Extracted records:
START

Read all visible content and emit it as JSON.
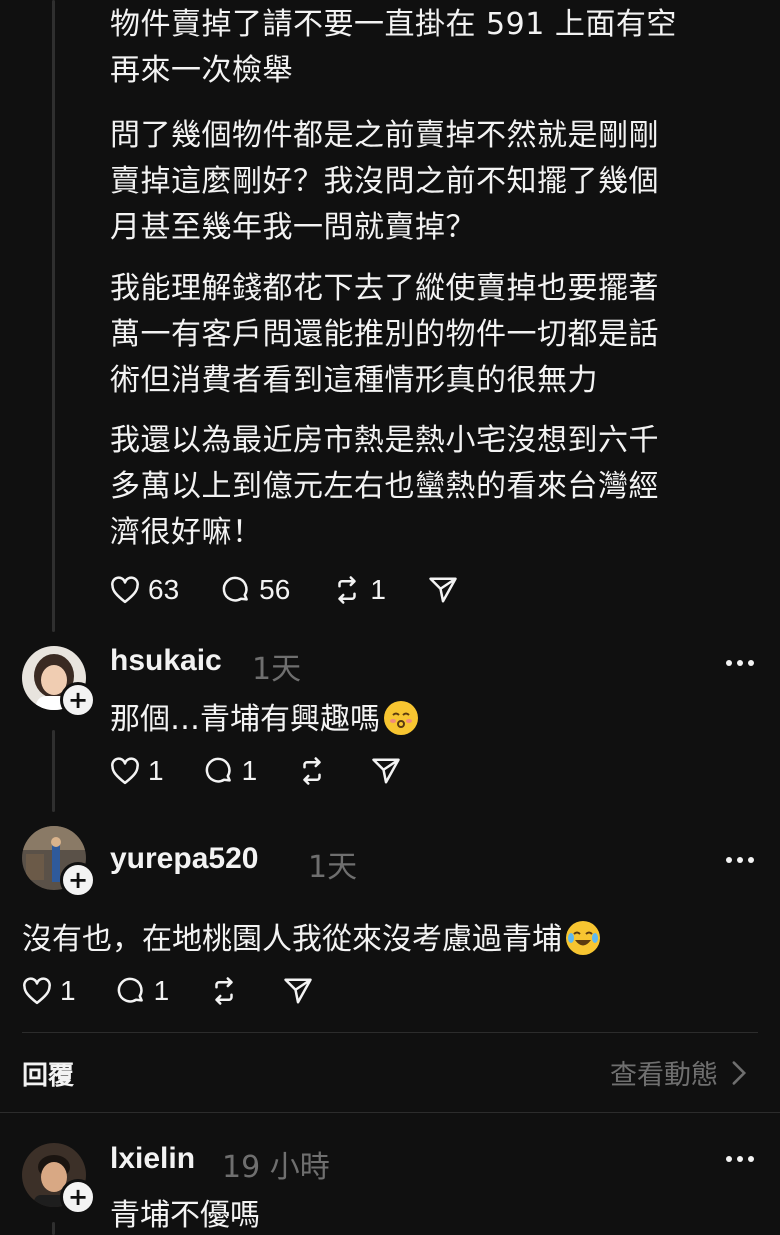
{
  "post": {
    "paragraphs": [
      [
        "物件賣掉了請不要一直掛在 591 上面有空",
        "再來一次檢舉"
      ],
      [
        "問了幾個物件都是之前賣掉不然就是剛剛",
        "賣掉這麼剛好？我沒問之前不知擺了幾個",
        "月甚至幾年我一問就賣掉？"
      ],
      [
        "我能理解錢都花下去了縱使賣掉也要擺著",
        "萬一有客戶問還能推別的物件一切都是話",
        "術但消費者看到這種情形真的很無力"
      ],
      [
        "我還以為最近房市熱是熱小宅沒想到六千",
        "多萬以上到億元左右也蠻熱的看來台灣經",
        "濟很好嘛！"
      ]
    ],
    "likes": "63",
    "comments": "56",
    "reposts": "1"
  },
  "replies": [
    {
      "username": "hsukaic",
      "time": "1天",
      "text": "那個…青埔有興趣嗎",
      "emoji": "kissing-face-icon",
      "likes": "1",
      "comments": "1"
    },
    {
      "username": "yurepa520",
      "time": "1天",
      "text": "沒有也，在地桃園人我從來沒考慮過青埔",
      "emoji": "tears-of-joy-icon",
      "likes": "1",
      "comments": "1"
    },
    {
      "username": "lxielin",
      "time": "19 小時",
      "text": "青埔不優嗎"
    }
  ],
  "reply_section": {
    "label": "回覆",
    "view_activity": "查看動態"
  },
  "colors": {
    "background": "#101010",
    "text": "#f3f3f3",
    "muted": "#6f6f6f",
    "line": "#2f2f2f"
  }
}
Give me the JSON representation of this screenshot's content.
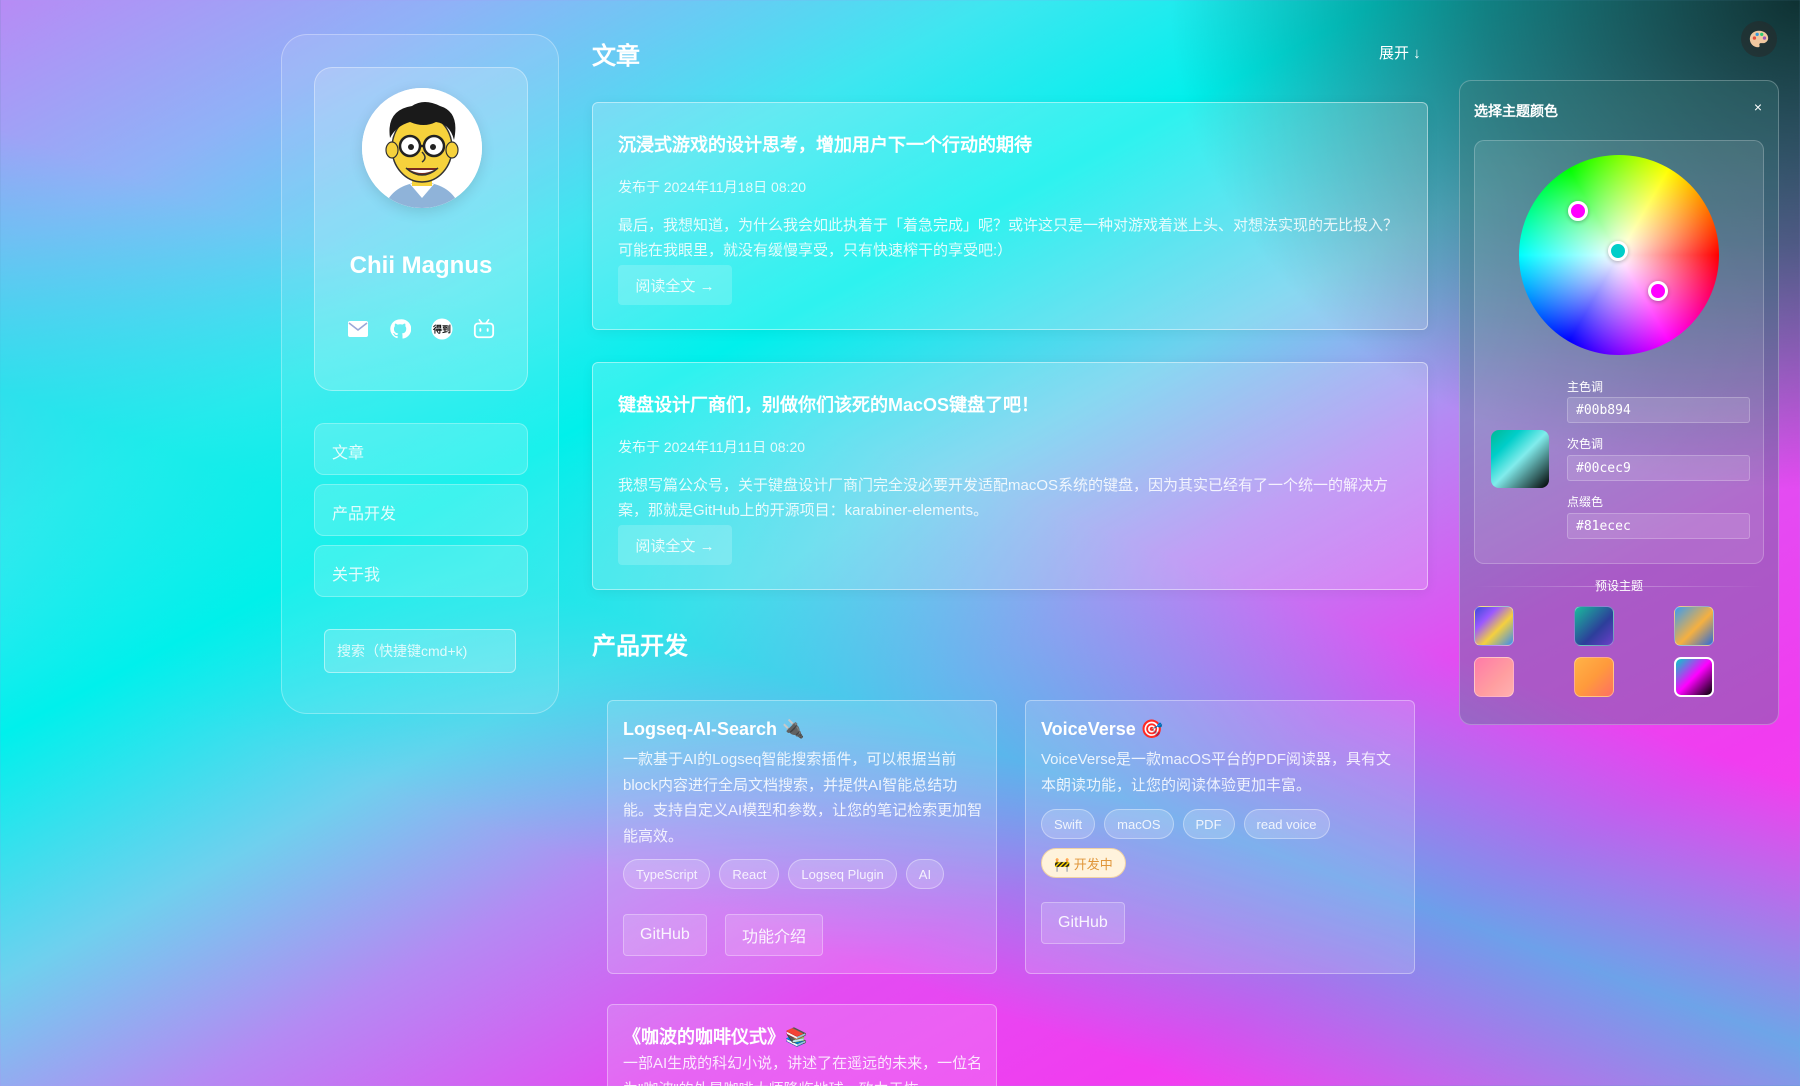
{
  "profile": {
    "name": "Chii Magnus",
    "social_icons": [
      "mail-icon",
      "github-icon",
      "dedao-icon",
      "bilibili-icon"
    ],
    "badge_text": "得到"
  },
  "nav": {
    "items": [
      {
        "label": "文章"
      },
      {
        "label": "产品开发"
      },
      {
        "label": "关于我"
      }
    ]
  },
  "search": {
    "placeholder": "搜索（快捷键cmd+k)"
  },
  "articles_section": {
    "title": "文章",
    "expand_label": "展开 ↓",
    "items": [
      {
        "title": "沉浸式游戏的设计思考，增加用户下一个行动的期待",
        "date": "发布于 2024年11月18日 08:20",
        "excerpt": "最后，我想知道，为什么我会如此执着于「着急完成」呢？或许这只是一种对游戏着迷上头、对想法实现的无比投入？ 可能在我眼里，就没有缓慢享受，只有快速榨干的享受吧:）",
        "read_more": "阅读全文 →"
      },
      {
        "title": "键盘设计厂商们，别做你们该死的MacOS键盘了吧！",
        "date": "发布于 2024年11月11日 08:20",
        "excerpt": "我想写篇公众号，关于键盘设计厂商门完全没必要开发适配macOS系统的键盘，因为其实已经有了一个统一的解决方案，那就是GitHub上的开源项目：karabiner-elements。",
        "read_more": "阅读全文 →"
      }
    ]
  },
  "products_section": {
    "title": "产品开发",
    "items": [
      {
        "title": "Logseq-AI-Search 🔌",
        "description": "一款基于AI的Logseq智能搜索插件，可以根据当前block内容进行全局文档搜索，并提供AI智能总结功能。支持自定义AI模型和参数，让您的笔记检索更加智能高效。",
        "tags": [
          "TypeScript",
          "React",
          "Logseq Plugin",
          "AI"
        ],
        "buttons": [
          "GitHub",
          "功能介绍"
        ]
      },
      {
        "title": "VoiceVerse 🎯",
        "description": "VoiceVerse是一款macOS平台的PDF阅读器，具有文本朗读功能，让您的阅读体验更加丰富。",
        "tags": [
          "Swift",
          "macOS",
          "PDF",
          "read voice"
        ],
        "status_tag": "🚧 开发中",
        "buttons": [
          "GitHub"
        ]
      },
      {
        "title": "《咖波的咖啡仪式》📚",
        "description": "一部AI生成的科幻小说，讲述了在遥远的未来，一位名为\"咖波\"的外星咖啡大师降临地球，致力于恢"
      }
    ]
  },
  "theme_panel": {
    "title": "选择主题颜色",
    "close_label": "×",
    "primary_label": "主色调",
    "primary_value": "#00b894",
    "secondary_label": "次色调",
    "secondary_value": "#00cec9",
    "accent_label": "点缀色",
    "accent_value": "#81ecec",
    "presets_label": "预设主题",
    "knob_colors": [
      "#ff00ff",
      "#00cec9",
      "#ff00ff"
    ],
    "presets": [
      "preset-rainbow",
      "preset-teal-purple",
      "preset-sunset-blue",
      "preset-pink",
      "preset-orange",
      "preset-neon-dark"
    ]
  },
  "colors": {
    "accent_primary": "#00b894",
    "accent_secondary": "#00cec9",
    "accent_tertiary": "#81ecec",
    "dev_tag_bg": "#fff3dc",
    "dev_tag_text": "#e0963a"
  }
}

END

Look for the word "description" and return every line where it occurs.

• REPLY TO THE TASK:
        "description": "一款基于AI的Logseq智能搜索插件，可以根据当前block内容进行全局文档搜索，并提供AI智能总结功能。支持自定义AI模型和参数，让您的笔记检索更加智能高效。",
        "description": "VoiceVerse是一款macOS平台的PDF阅读器，具有文本朗读功能，让您的阅读体验更加丰富。",
        "description": "一部AI生成的科幻小说，讲述了在遥远的未来，一位名为\"咖波\"的外星咖啡大师降临地球，致力于恢"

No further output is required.